WHAT TO WORK ON:
Repeat the material exactly as it appears.

RECORDS FOR THIS TASK:
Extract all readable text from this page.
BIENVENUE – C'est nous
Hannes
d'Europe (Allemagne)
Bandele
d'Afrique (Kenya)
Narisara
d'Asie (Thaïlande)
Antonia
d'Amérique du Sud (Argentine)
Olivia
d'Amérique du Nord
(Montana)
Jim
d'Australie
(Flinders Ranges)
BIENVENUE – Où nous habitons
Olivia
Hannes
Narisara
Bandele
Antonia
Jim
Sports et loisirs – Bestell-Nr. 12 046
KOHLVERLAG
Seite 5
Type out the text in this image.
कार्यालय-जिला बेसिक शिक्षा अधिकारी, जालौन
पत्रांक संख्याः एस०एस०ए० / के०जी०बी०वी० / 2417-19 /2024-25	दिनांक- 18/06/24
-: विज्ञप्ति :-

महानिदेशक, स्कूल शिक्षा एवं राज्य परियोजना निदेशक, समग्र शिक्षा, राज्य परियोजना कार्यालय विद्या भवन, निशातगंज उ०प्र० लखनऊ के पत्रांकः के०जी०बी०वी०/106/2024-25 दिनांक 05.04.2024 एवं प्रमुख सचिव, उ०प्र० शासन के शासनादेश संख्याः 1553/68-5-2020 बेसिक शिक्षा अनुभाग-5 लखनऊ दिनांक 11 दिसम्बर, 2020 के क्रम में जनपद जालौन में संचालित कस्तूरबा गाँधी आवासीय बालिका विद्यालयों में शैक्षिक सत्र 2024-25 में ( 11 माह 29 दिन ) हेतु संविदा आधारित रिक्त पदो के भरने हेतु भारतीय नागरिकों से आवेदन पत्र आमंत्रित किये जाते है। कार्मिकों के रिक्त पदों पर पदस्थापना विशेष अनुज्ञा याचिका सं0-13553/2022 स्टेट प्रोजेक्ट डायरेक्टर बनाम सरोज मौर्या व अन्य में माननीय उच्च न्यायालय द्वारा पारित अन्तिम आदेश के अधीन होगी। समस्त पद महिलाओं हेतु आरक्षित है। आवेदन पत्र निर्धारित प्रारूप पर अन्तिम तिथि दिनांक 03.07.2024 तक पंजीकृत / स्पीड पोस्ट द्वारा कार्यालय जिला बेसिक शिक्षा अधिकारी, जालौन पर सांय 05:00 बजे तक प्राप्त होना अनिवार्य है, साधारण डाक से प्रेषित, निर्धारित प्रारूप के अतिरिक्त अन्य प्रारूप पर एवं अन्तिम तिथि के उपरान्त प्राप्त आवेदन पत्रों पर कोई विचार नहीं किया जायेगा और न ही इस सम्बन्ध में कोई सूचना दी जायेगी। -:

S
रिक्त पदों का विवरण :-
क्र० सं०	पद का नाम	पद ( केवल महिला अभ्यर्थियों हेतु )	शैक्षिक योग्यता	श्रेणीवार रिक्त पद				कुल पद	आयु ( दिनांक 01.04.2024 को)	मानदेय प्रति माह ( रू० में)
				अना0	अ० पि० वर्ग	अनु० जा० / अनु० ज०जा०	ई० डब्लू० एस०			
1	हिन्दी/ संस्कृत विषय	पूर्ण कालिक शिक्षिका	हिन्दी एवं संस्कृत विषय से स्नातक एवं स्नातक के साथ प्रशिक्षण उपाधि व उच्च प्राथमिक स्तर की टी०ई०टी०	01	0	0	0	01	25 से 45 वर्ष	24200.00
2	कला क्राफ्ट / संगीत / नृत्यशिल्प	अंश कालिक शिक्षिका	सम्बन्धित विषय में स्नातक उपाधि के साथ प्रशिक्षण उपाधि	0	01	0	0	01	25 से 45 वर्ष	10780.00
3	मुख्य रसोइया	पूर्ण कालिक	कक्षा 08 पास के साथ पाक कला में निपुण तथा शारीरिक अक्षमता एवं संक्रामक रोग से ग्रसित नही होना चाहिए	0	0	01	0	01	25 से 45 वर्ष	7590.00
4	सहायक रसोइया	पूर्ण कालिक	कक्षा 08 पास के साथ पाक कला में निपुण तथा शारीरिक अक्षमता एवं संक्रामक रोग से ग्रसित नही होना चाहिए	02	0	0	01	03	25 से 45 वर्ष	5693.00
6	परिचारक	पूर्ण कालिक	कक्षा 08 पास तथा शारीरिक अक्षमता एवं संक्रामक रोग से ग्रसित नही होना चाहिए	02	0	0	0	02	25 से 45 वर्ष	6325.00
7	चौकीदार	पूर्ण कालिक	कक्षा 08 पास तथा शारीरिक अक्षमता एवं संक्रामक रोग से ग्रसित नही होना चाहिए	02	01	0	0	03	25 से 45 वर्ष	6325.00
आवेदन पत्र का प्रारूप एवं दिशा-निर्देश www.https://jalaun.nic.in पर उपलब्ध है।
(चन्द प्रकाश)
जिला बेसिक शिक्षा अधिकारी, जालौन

THE SOLUTION:
Extract all readable text from this page.
BIENVENUE – C'est nous
Hannes
d'Europe (Allemagne)
Bandele
d'Afrique (Kenya)
Narisara
d'Asie (Thaïlande)
Antonia
d'Amérique du Sud (Argentine)
Olivia
d'Amérique du Nord
(Montana)
Jim
d'Australie
(Flinders Ranges)
BIENVENUE – Où nous habitons
Olivia
Hannes
Narisara
Bandele
Antonia
Jim
Sports et loisirs – Bestell-Nr. 12 046
KOHLVERLAG
Seite 5
Type out the text in this image.
कार्यालय-जिला बेसिक शिक्षा अधिकारी, जालौन
पत्रांक संख्याः एस०एस०ए० / के०जी०बी०वी० / 2417-19 /2024-25	दिनांक- 18/06/24
-: विज्ञप्ति :-

महानिदेशक, स्कूल शिक्षा एवं राज्य परियोजना निदेशक, समग्र शिक्षा, राज्य परियोजना कार्यालय विद्या भवन, निशातगंज उ०प्र० लखनऊ के पत्रांकः के०जी०बी०वी०/106/2024-25 दिनांक 05.04.2024 एवं प्रमुख सचिव, उ०प्र० शासन के शासनादेश संख्याः 1553/68-5-2020 बेसिक शिक्षा अनुभाग-5 लखनऊ दिनांक 11 दिसम्बर, 2020 के क्रम में जनपद जालौन में संचालित कस्तूरबा गाँधी आवासीय बालिका विद्यालयों में शैक्षिक सत्र 2024-25 में ( 11 माह 29 दिन ) हेतु संविदा आधारित रिक्त पदो के भरने हेतु भारतीय नागरिकों से आवेदन पत्र आमंत्रित किये जाते है। कार्मिकों के रिक्त पदों पर पदस्थापना विशेष अनुज्ञा याचिका सं0-13553/2022 स्टेट प्रोजेक्ट डायरेक्टर बनाम सरोज मौर्या व अन्य में माननीय उच्च न्यायालय द्वारा पारित अन्तिम आदेश के अधीन होगी। समस्त पद महिलाओं हेतु आरक्षित है। आवेदन पत्र निर्धारित प्रारूप पर अन्तिम तिथि दिनांक 03.07.2024 तक पंजीकृत / स्पीड पोस्ट द्वारा कार्यालय जिला बेसिक शिक्षा अधिकारी, जालौन पर सांय 05:00 बजे तक प्राप्त होना अनिवार्य है, साधारण डाक से प्रेषित, निर्धारित प्रारूप के अतिरिक्त अन्य प्रारूप पर एवं अन्तिम तिथि के उपरान्त प्राप्त आवेदन पत्रों पर कोई विचार नहीं किया जायेगा और न ही इस सम्बन्ध में कोई सूचना दी जायेगी। -:

S
रिक्त पदों का विवरण :-
क्र० सं०	पद का नाम	पद ( केवल महिला अभ्यर्थियों हेतु )	शैक्षिक योग्यता	श्रेणीवार रिक्त पद				कुल पद	आयु ( दिनांक 01.04.2024 को)	मानदेय प्रति माह ( रू० में)
				अना0	अ० पि० वर्ग	अनु० जा० / अनु० ज०जा०	ई० डब्लू० एस०			
1	हिन्दी/ संस्कृत विषय	पूर्ण कालिक शिक्षिका	हिन्दी एवं संस्कृत विषय से स्नातक एवं स्नातक के साथ प्रशिक्षण उपाधि व उच्च प्राथमिक स्तर की टी०ई०टी०	01	0	0	0	01	25 से 45 वर्ष	24200.00
2	कला क्राफ्ट / संगीत / नृत्यशिल्प	अंश कालिक शिक्षिका	सम्बन्धित विषय में स्नातक उपाधि के साथ प्रशिक्षण उपाधि	0	01	0	0	01	25 से 45 वर्ष	10780.00
3	मुख्य रसोइया	पूर्ण कालिक	कक्षा 08 पास के साथ पाक कला में निपुण तथा शारीरिक अक्षमता एवं संक्रामक रोग से ग्रसित नही होना चाहिए	0	0	01	0	01	25 से 45 वर्ष	7590.00
4	सहायक रसोइया	पूर्ण कालिक	कक्षा 08 पास के साथ पाक कला में निपुण तथा शारीरिक अक्षमता एवं संक्रामक रोग से ग्रसित नही होना चाहिए	02	0	0	01	03	25 से 45 वर्ष	5693.00
6	परिचारक	पूर्ण कालिक	कक्षा 08 पास तथा शारीरिक अक्षमता एवं संक्रामक रोग से ग्रसित नही होना चाहिए	02	0	0	0	02	25 से 45 वर्ष	6325.00
7	चौकीदार	पूर्ण कालिक	कक्षा 08 पास तथा शारीरिक अक्षमता एवं संक्रामक रोग से ग्रसित नही होना चाहिए	02	01	0	0	03	25 से 45 वर्ष	6325.00
आवेदन पत्र का प्रारूप एवं दिशा-निर्देश www.https://jalaun.nic.in पर उपलब्ध है।
(चन्द प्रकाश)
जिला बेसिक शिक्षा अधिकारी, जालौन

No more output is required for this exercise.